* _Instructions to follow_:
Can you print the data exactly and leave out each image?

--------------------

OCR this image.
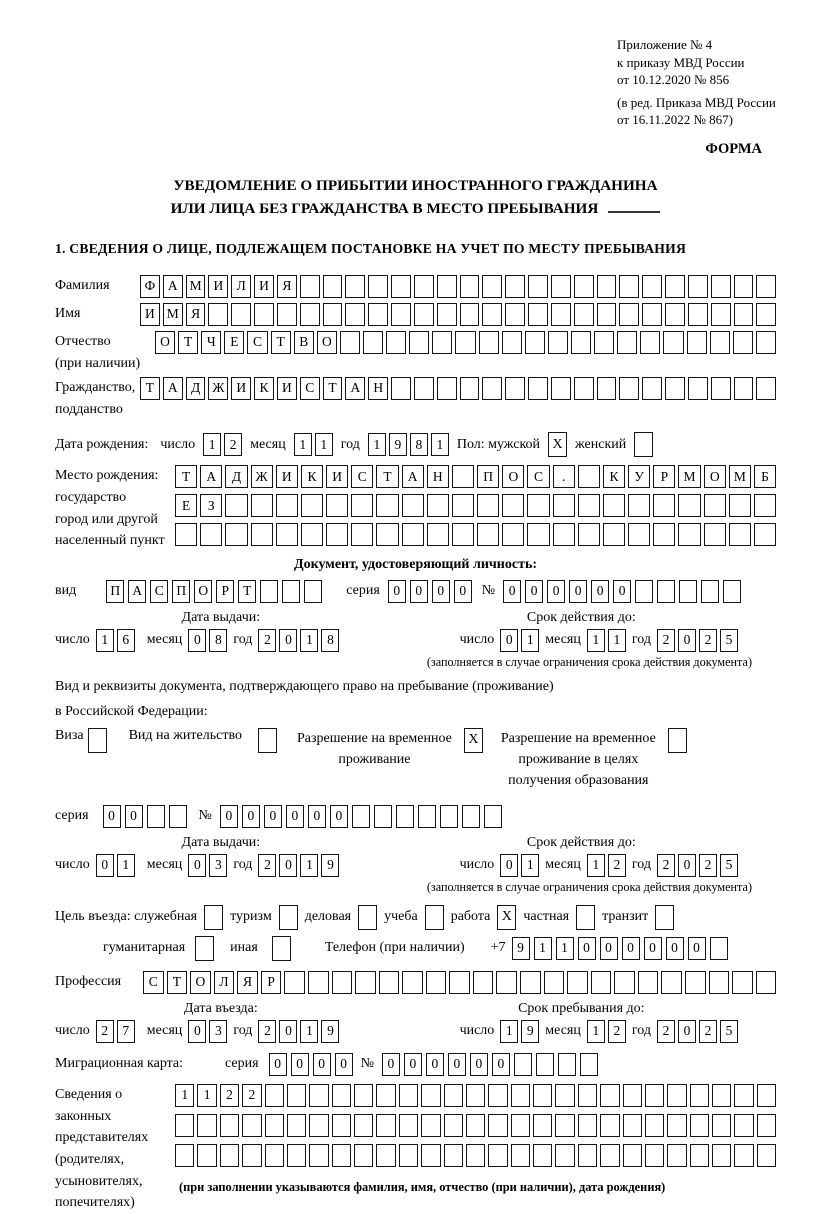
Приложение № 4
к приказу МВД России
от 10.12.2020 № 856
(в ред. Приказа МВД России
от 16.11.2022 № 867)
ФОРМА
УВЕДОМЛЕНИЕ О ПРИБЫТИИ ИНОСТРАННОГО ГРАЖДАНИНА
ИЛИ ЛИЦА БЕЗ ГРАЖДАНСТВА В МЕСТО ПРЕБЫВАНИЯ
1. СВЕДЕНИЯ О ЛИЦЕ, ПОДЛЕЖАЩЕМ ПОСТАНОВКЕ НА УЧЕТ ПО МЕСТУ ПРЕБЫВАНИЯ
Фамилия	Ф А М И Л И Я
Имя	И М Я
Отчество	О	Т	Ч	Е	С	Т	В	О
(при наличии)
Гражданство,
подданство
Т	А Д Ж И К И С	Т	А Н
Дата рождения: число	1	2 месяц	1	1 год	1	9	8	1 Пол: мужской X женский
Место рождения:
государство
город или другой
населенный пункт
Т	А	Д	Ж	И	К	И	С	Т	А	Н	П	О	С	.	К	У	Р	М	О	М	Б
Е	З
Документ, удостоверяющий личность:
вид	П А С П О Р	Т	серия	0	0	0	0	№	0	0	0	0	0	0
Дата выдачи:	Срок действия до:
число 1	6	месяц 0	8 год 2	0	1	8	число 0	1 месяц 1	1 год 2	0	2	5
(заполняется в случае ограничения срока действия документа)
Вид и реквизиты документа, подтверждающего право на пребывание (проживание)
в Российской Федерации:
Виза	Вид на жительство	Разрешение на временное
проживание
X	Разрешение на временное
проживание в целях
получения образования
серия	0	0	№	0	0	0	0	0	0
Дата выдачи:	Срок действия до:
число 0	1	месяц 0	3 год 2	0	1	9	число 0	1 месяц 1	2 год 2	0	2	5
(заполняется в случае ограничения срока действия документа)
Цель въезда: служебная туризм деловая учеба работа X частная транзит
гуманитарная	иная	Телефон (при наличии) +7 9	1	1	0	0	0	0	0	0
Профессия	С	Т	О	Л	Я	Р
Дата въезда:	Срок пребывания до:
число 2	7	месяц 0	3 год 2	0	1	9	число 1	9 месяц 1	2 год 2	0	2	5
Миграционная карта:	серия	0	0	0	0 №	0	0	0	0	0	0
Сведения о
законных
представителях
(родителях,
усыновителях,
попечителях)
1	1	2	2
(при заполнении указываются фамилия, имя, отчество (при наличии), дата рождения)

--------------------

* _Response_:
OCR this image.
Приложение № 4
к приказу МВД России
от 10.12.2020 № 856
(в ред. Приказа МВД России
от 16.11.2022 № 867)
ФОРМА
УВЕДОМЛЕНИЕ О ПРИБЫТИИ ИНОСТРАННОГО ГРАЖДАНИНА
ИЛИ ЛИЦА БЕЗ ГРАЖДАНСТВА В МЕСТО ПРЕБЫВАНИЯ
1. СВЕДЕНИЯ О ЛИЦЕ, ПОДЛЕЖАЩЕМ ПОСТАНОВКЕ НА УЧЕТ ПО МЕСТУ ПРЕБЫВАНИЯ
Фамилия	Ф А М И Л И Я
Имя	И М Я
Отчество	О	Т	Ч	Е	С	Т	В	О
(при наличии)
Гражданство,
подданство
Т	А Д Ж И К И С	Т	А Н
Дата рождения: число	1	2 месяц	1	1 год	1	9	8	1 Пол: мужской X женский
Место рождения:
государство
город или другой
населенный пункт
Т	А	Д	Ж	И	К	И	С	Т	А	Н	П	О	С	.	К	У	Р	М	О	М	Б
Е	З
Документ, удостоверяющий личность:
вид	П А С П О Р	Т	серия	0	0	0	0	№	0	0	0	0	0	0
Дата выдачи:	Срок действия до:
число 1	6	месяц 0	8 год 2	0	1	8	число 0	1 месяц 1	1 год 2	0	2	5
(заполняется в случае ограничения срока действия документа)
Вид и реквизиты документа, подтверждающего право на пребывание (проживание)
в Российской Федерации:
Виза	Вид на жительство	Разрешение на временное
проживание
X	Разрешение на временное
проживание в целях
получения образования
серия	0	0	№	0	0	0	0	0	0
Дата выдачи:	Срок действия до:
число 0	1	месяц 0	3 год 2	0	1	9	число 0	1 месяц 1	2 год 2	0	2	5
(заполняется в случае ограничения срока действия документа)
Цель въезда: служебная туризм деловая учеба работа X частная транзит
гуманитарная	иная	Телефон (при наличии) +7 9	1	1	0	0	0	0	0	0
Профессия	С	Т	О	Л	Я	Р
Дата въезда:	Срок пребывания до:
число 2	7	месяц 0	3 год 2	0	1	9	число 1	9 месяц 1	2 год 2	0	2	5
Миграционная карта:	серия	0	0	0	0 №	0	0	0	0	0	0
Сведения о
законных
представителях
(родителях,
усыновителях,
попечителях)
1	1	2	2
(при заполнении указываются фамилия, имя, отчество (при наличии), дата рождения)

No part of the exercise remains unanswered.